» **What you are asked to do**: Output all the entries word for word. Omit the pictures.

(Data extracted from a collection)
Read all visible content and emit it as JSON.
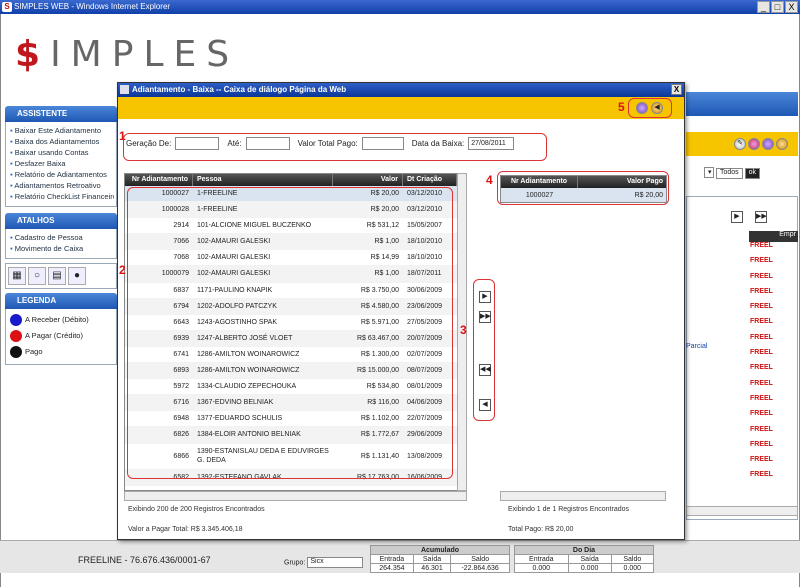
{
  "window": {
    "title": "SIMPLES WEB - Windows Internet Explorer",
    "controls": [
      "_",
      "□",
      "X"
    ]
  },
  "logo": {
    "text": "IMPLES",
    "symbol": "$"
  },
  "sidebar": {
    "assistente": {
      "title": "ASSISTENTE",
      "items": [
        "Baixar Este Adiantamento",
        "Baixa dos Adiantamentos",
        "Baixar usando Contas",
        "Desfazer Baixa",
        "Relatório de Adiantamentos",
        "Adiantamentos Retroativo",
        "Relatório CheckList Financeiro"
      ]
    },
    "atalhos": {
      "title": "ATALHOS",
      "items": [
        "Cadastro de Pessoa",
        "Movimento de Caixa"
      ]
    },
    "legenda": {
      "title": "LEGENDA",
      "items": [
        {
          "label": "A Receber (Débito)",
          "color": "#1a1acc"
        },
        {
          "label": "A Pagar (Crédito)",
          "color": "#dd1111"
        },
        {
          "label": "Pago",
          "color": "#111111"
        }
      ]
    }
  },
  "background": {
    "filter_select": "Todos",
    "rows_label": "FREEL",
    "col_label": "Empr",
    "parcial": "Parcial"
  },
  "status": {
    "company": "FREELINE - 76.676.436/0001-67",
    "grupo_label": "Grupo:",
    "grupo_value": "Sicx",
    "acumulado": {
      "title": "Acumulado",
      "h": [
        "Entrada",
        "Saída",
        "Saldo"
      ],
      "v": [
        "264.354",
        "46.301",
        "-22.864.636"
      ]
    },
    "dodia": {
      "title": "Do Dia",
      "h": [
        "Entrada",
        "Saída",
        "Saldo"
      ],
      "v": [
        "0.000",
        "0.000",
        "0.000"
      ]
    }
  },
  "dialog": {
    "title": "Adiantamento - Baixa -- Caixa de diálogo Página da Web",
    "close": "X",
    "filters": {
      "geracao_de": "Geração De:",
      "ate": "Até:",
      "valor_total_pago": "Valor Total Pago:",
      "data_baixa": "Data da Baixa:",
      "data_baixa_value": "27/08/2011"
    },
    "badges": [
      "1",
      "2",
      "3",
      "4",
      "5"
    ],
    "main_grid": {
      "headers": [
        "Nr Adiantamento",
        "Pessoa",
        "Valor",
        "Dt Criação"
      ],
      "rows": [
        [
          "1000027",
          "1-FREELINE",
          "R$ 20,00",
          "03/12/2010"
        ],
        [
          "1000028",
          "1-FREELINE",
          "R$ 20,00",
          "03/12/2010"
        ],
        [
          "2914",
          "101-ALCIONE MIGUEL BUCZENKO",
          "R$ 531,12",
          "15/05/2007"
        ],
        [
          "7066",
          "102-AMAURI GALESKI",
          "R$ 1,00",
          "18/10/2010"
        ],
        [
          "7068",
          "102-AMAURI GALESKI",
          "R$ 14,99",
          "18/10/2010"
        ],
        [
          "1000079",
          "102-AMAURI GALESKI",
          "R$ 1,00",
          "18/07/2011"
        ],
        [
          "6837",
          "1171-PAULINO KNAPIK",
          "R$ 3.750,00",
          "30/06/2009"
        ],
        [
          "6794",
          "1202-ADOLFO PATCZYK",
          "R$ 4.580,00",
          "23/06/2009"
        ],
        [
          "6643",
          "1243-AGOSTINHO SPAK",
          "R$ 5.971,00",
          "27/05/2009"
        ],
        [
          "6939",
          "1247-ALBERTO JOSÉ VLOET",
          "R$ 63.467,00",
          "20/07/2009"
        ],
        [
          "6741",
          "1286-AMILTON WOINAROWICZ",
          "R$ 1.300,00",
          "02/07/2009"
        ],
        [
          "6893",
          "1286-AMILTON WOINAROWICZ",
          "R$ 15.000,00",
          "08/07/2009"
        ],
        [
          "5972",
          "1334-CLAUDIO ZEPECHOUKA",
          "R$ 534,80",
          "08/01/2009"
        ],
        [
          "6716",
          "1367-EDVINO BELNIAK",
          "R$ 116,00",
          "04/06/2009"
        ],
        [
          "6948",
          "1377-EDUARDO SCHULIS",
          "R$ 1.102,00",
          "22/07/2009"
        ],
        [
          "6826",
          "1384-ELOIR ANTONIO BELNIAK",
          "R$ 1.772,67",
          "29/06/2009"
        ]
      ],
      "tall_row": [
        "6866",
        "1390-ESTANISLAU DEDA E EDUVIRGES G. DEDA",
        "R$ 1.131,40",
        "13/08/2009"
      ],
      "cut_row": [
        "6582",
        "1392-ESTEFANO GAVLAK",
        "R$ 17.763,00",
        "16/06/2009"
      ],
      "footer_count": "Exibindo 200 de 200 Registros Encontrados",
      "footer_total": "Valor a Pagar Total: R$ 3.345.406,18"
    },
    "move_buttons": [
      "▶",
      "▶▶",
      "◀◀",
      "◀"
    ],
    "right_grid": {
      "headers": [
        "Nr Adiantamento",
        "Valor Pago"
      ],
      "rows": [
        [
          "1000027",
          "R$ 20,00"
        ]
      ],
      "footer_count": "Exibindo 1 de 1 Registros Encontrados",
      "footer_total": "Total Pago: R$ 20,00"
    }
  }
}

» **Task output**:
Read all visible content and emit it as JSON.
{
  "window": {
    "title": "SIMPLES WEB - Windows Internet Explorer",
    "controls": [
      "_",
      "□",
      "X"
    ]
  },
  "logo": {
    "text": "IMPLES",
    "symbol": "$"
  },
  "sidebar": {
    "assistente": {
      "title": "ASSISTENTE",
      "items": [
        "Baixar Este Adiantamento",
        "Baixa dos Adiantamentos",
        "Baixar usando Contas",
        "Desfazer Baixa",
        "Relatório de Adiantamentos",
        "Adiantamentos Retroativo",
        "Relatório CheckList Financeiro"
      ]
    },
    "atalhos": {
      "title": "ATALHOS",
      "items": [
        "Cadastro de Pessoa",
        "Movimento de Caixa"
      ]
    },
    "legenda": {
      "title": "LEGENDA",
      "items": [
        {
          "label": "A Receber (Débito)",
          "color": "#1a1acc"
        },
        {
          "label": "A Pagar (Crédito)",
          "color": "#dd1111"
        },
        {
          "label": "Pago",
          "color": "#111111"
        }
      ]
    }
  },
  "background": {
    "filter_select": "Todos",
    "rows_label": "FREEL",
    "col_label": "Empr",
    "parcial": "Parcial"
  },
  "status": {
    "company": "FREELINE - 76.676.436/0001-67",
    "grupo_label": "Grupo:",
    "grupo_value": "Sicx",
    "acumulado": {
      "title": "Acumulado",
      "h": [
        "Entrada",
        "Saída",
        "Saldo"
      ],
      "v": [
        "264.354",
        "46.301",
        "-22.864.636"
      ]
    },
    "dodia": {
      "title": "Do Dia",
      "h": [
        "Entrada",
        "Saída",
        "Saldo"
      ],
      "v": [
        "0.000",
        "0.000",
        "0.000"
      ]
    }
  },
  "dialog": {
    "title": "Adiantamento - Baixa -- Caixa de diálogo Página da Web",
    "close": "X",
    "filters": {
      "geracao_de": "Geração De:",
      "ate": "Até:",
      "valor_total_pago": "Valor Total Pago:",
      "data_baixa": "Data da Baixa:",
      "data_baixa_value": "27/08/2011"
    },
    "badges": [
      "1",
      "2",
      "3",
      "4",
      "5"
    ],
    "main_grid": {
      "headers": [
        "Nr Adiantamento",
        "Pessoa",
        "Valor",
        "Dt Criação"
      ],
      "rows": [
        [
          "1000027",
          "1-FREELINE",
          "R$ 20,00",
          "03/12/2010"
        ],
        [
          "1000028",
          "1-FREELINE",
          "R$ 20,00",
          "03/12/2010"
        ],
        [
          "2914",
          "101-ALCIONE MIGUEL BUCZENKO",
          "R$ 531,12",
          "15/05/2007"
        ],
        [
          "7066",
          "102-AMAURI GALESKI",
          "R$ 1,00",
          "18/10/2010"
        ],
        [
          "7068",
          "102-AMAURI GALESKI",
          "R$ 14,99",
          "18/10/2010"
        ],
        [
          "1000079",
          "102-AMAURI GALESKI",
          "R$ 1,00",
          "18/07/2011"
        ],
        [
          "6837",
          "1171-PAULINO KNAPIK",
          "R$ 3.750,00",
          "30/06/2009"
        ],
        [
          "6794",
          "1202-ADOLFO PATCZYK",
          "R$ 4.580,00",
          "23/06/2009"
        ],
        [
          "6643",
          "1243-AGOSTINHO SPAK",
          "R$ 5.971,00",
          "27/05/2009"
        ],
        [
          "6939",
          "1247-ALBERTO JOSÉ VLOET",
          "R$ 63.467,00",
          "20/07/2009"
        ],
        [
          "6741",
          "1286-AMILTON WOINAROWICZ",
          "R$ 1.300,00",
          "02/07/2009"
        ],
        [
          "6893",
          "1286-AMILTON WOINAROWICZ",
          "R$ 15.000,00",
          "08/07/2009"
        ],
        [
          "5972",
          "1334-CLAUDIO ZEPECHOUKA",
          "R$ 534,80",
          "08/01/2009"
        ],
        [
          "6716",
          "1367-EDVINO BELNIAK",
          "R$ 116,00",
          "04/06/2009"
        ],
        [
          "6948",
          "1377-EDUARDO SCHULIS",
          "R$ 1.102,00",
          "22/07/2009"
        ],
        [
          "6826",
          "1384-ELOIR ANTONIO BELNIAK",
          "R$ 1.772,67",
          "29/06/2009"
        ]
      ],
      "tall_row": [
        "6866",
        "1390-ESTANISLAU DEDA E EDUVIRGES G. DEDA",
        "R$ 1.131,40",
        "13/08/2009"
      ],
      "cut_row": [
        "6582",
        "1392-ESTEFANO GAVLAK",
        "R$ 17.763,00",
        "16/06/2009"
      ],
      "footer_count": "Exibindo 200 de 200 Registros Encontrados",
      "footer_total": "Valor a Pagar Total: R$ 3.345.406,18"
    },
    "move_buttons": [
      "▶",
      "▶▶",
      "◀◀",
      "◀"
    ],
    "right_grid": {
      "headers": [
        "Nr Adiantamento",
        "Valor Pago"
      ],
      "rows": [
        [
          "1000027",
          "R$ 20,00"
        ]
      ],
      "footer_count": "Exibindo 1 de 1 Registros Encontrados",
      "footer_total": "Total Pago: R$ 20,00"
    }
  }
}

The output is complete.